--- start of Source data ---

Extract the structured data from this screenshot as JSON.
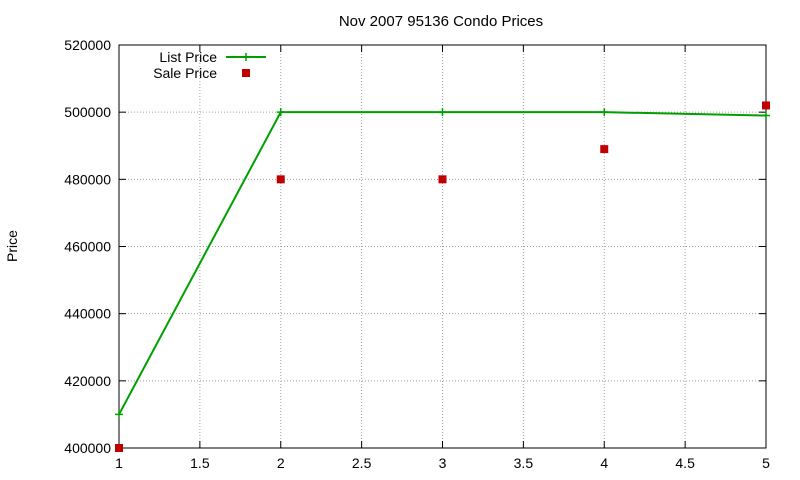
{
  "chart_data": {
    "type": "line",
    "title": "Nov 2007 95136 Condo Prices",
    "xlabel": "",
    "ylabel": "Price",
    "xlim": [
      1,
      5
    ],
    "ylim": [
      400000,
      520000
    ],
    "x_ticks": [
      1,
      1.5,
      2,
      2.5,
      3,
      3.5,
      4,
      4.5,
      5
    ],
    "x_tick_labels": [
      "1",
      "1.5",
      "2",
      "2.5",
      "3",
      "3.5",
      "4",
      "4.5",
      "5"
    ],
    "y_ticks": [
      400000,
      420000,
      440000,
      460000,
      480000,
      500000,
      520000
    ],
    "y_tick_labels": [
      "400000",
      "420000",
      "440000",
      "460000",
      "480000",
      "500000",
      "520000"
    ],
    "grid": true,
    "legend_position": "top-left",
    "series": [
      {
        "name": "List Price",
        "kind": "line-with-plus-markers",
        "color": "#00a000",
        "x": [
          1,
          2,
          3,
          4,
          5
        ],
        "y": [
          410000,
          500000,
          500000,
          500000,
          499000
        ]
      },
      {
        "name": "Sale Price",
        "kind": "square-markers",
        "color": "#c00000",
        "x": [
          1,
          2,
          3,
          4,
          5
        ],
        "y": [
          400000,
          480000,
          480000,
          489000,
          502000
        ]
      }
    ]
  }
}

--- end of Source data ---

#### To do:
Copy each line above precisely, dropping the pictures.

#### Written reply:
Extract the structured data from this screenshot as JSON.
{
  "chart_data": {
    "type": "line",
    "title": "Nov 2007 95136 Condo Prices",
    "xlabel": "",
    "ylabel": "Price",
    "xlim": [
      1,
      5
    ],
    "ylim": [
      400000,
      520000
    ],
    "x_ticks": [
      1,
      1.5,
      2,
      2.5,
      3,
      3.5,
      4,
      4.5,
      5
    ],
    "x_tick_labels": [
      "1",
      "1.5",
      "2",
      "2.5",
      "3",
      "3.5",
      "4",
      "4.5",
      "5"
    ],
    "y_ticks": [
      400000,
      420000,
      440000,
      460000,
      480000,
      500000,
      520000
    ],
    "y_tick_labels": [
      "400000",
      "420000",
      "440000",
      "460000",
      "480000",
      "500000",
      "520000"
    ],
    "grid": true,
    "legend_position": "top-left",
    "series": [
      {
        "name": "List Price",
        "kind": "line-with-plus-markers",
        "color": "#00a000",
        "x": [
          1,
          2,
          3,
          4,
          5
        ],
        "y": [
          410000,
          500000,
          500000,
          500000,
          499000
        ]
      },
      {
        "name": "Sale Price",
        "kind": "square-markers",
        "color": "#c00000",
        "x": [
          1,
          2,
          3,
          4,
          5
        ],
        "y": [
          400000,
          480000,
          480000,
          489000,
          502000
        ]
      }
    ]
  }
}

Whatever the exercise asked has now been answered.